REQUIREMENT: Provide the count of lines that hold "text" and no other output.

----------------------------------------

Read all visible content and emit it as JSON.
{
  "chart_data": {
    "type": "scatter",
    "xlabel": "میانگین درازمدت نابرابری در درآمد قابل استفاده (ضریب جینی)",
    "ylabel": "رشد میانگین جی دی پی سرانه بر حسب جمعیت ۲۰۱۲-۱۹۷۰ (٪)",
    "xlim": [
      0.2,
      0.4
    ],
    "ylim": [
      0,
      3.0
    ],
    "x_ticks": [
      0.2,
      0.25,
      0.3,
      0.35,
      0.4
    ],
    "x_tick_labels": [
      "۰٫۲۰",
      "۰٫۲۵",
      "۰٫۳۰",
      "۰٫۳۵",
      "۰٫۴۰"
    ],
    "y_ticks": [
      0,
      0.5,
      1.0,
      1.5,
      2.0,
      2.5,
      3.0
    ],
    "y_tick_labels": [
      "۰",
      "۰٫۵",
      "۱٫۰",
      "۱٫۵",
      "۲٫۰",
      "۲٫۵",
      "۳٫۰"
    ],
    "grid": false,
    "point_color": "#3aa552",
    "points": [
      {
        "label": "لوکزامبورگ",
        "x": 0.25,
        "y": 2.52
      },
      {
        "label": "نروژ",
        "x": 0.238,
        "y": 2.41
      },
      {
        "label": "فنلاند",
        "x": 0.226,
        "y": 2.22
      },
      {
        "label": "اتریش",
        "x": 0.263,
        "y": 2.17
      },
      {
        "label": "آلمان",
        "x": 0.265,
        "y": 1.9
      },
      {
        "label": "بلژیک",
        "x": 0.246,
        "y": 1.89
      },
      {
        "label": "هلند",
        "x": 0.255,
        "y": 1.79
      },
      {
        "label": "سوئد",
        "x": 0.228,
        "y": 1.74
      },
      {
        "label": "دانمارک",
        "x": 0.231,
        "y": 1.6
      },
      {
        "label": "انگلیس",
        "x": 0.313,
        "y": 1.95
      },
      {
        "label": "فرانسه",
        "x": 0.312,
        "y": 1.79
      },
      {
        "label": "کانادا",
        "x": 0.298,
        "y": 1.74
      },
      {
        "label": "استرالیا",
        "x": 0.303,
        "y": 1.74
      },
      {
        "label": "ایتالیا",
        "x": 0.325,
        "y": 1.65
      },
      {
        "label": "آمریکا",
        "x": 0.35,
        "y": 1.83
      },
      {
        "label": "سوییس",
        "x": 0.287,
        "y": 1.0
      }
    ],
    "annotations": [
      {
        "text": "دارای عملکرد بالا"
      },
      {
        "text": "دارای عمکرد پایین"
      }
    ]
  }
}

----------------------------------------

WRITTEN ANSWER: 2